■ **Required work**:
Write out every record below exactly as it appears.
The records start
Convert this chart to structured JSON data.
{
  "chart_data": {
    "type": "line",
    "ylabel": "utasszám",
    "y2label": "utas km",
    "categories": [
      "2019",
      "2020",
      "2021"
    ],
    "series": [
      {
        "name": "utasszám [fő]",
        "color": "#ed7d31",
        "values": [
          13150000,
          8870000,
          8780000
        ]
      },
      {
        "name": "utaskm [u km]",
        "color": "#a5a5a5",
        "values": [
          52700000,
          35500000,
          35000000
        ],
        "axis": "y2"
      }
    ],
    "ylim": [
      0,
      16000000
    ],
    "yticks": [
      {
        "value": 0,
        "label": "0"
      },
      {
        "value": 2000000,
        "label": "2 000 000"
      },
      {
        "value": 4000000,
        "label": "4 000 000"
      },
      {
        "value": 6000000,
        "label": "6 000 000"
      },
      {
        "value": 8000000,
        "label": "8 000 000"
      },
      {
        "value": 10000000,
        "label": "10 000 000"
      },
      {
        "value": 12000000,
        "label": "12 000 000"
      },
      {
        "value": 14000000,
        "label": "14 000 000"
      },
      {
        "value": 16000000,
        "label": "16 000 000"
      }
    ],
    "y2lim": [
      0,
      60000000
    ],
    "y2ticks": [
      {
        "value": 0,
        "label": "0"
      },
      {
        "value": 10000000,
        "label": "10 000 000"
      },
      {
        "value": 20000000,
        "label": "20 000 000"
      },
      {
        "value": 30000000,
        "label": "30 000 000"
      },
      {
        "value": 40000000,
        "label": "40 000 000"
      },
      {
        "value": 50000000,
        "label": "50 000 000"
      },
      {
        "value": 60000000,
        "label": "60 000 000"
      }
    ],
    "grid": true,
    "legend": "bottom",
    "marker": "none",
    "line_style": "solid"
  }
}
The records end
■ **Answer to this task**:
Convert this chart to structured JSON data.
{
  "chart_data": {
    "type": "line",
    "ylabel": "utasszám",
    "y2label": "utas km",
    "categories": [
      "2019",
      "2020",
      "2021"
    ],
    "series": [
      {
        "name": "utasszám [fő]",
        "color": "#ed7d31",
        "values": [
          13150000,
          8870000,
          8780000
        ]
      },
      {
        "name": "utaskm [u km]",
        "color": "#a5a5a5",
        "values": [
          52700000,
          35500000,
          35000000
        ],
        "axis": "y2"
      }
    ],
    "ylim": [
      0,
      16000000
    ],
    "yticks": [
      {
        "value": 0,
        "label": "0"
      },
      {
        "value": 2000000,
        "label": "2 000 000"
      },
      {
        "value": 4000000,
        "label": "4 000 000"
      },
      {
        "value": 6000000,
        "label": "6 000 000"
      },
      {
        "value": 8000000,
        "label": "8 000 000"
      },
      {
        "value": 10000000,
        "label": "10 000 000"
      },
      {
        "value": 12000000,
        "label": "12 000 000"
      },
      {
        "value": 14000000,
        "label": "14 000 000"
      },
      {
        "value": 16000000,
        "label": "16 000 000"
      }
    ],
    "y2lim": [
      0,
      60000000
    ],
    "y2ticks": [
      {
        "value": 0,
        "label": "0"
      },
      {
        "value": 10000000,
        "label": "10 000 000"
      },
      {
        "value": 20000000,
        "label": "20 000 000"
      },
      {
        "value": 30000000,
        "label": "30 000 000"
      },
      {
        "value": 40000000,
        "label": "40 000 000"
      },
      {
        "value": 50000000,
        "label": "50 000 000"
      },
      {
        "value": 60000000,
        "label": "60 000 000"
      }
    ],
    "grid": true,
    "legend": "bottom",
    "marker": "none",
    "line_style": "solid"
  }
}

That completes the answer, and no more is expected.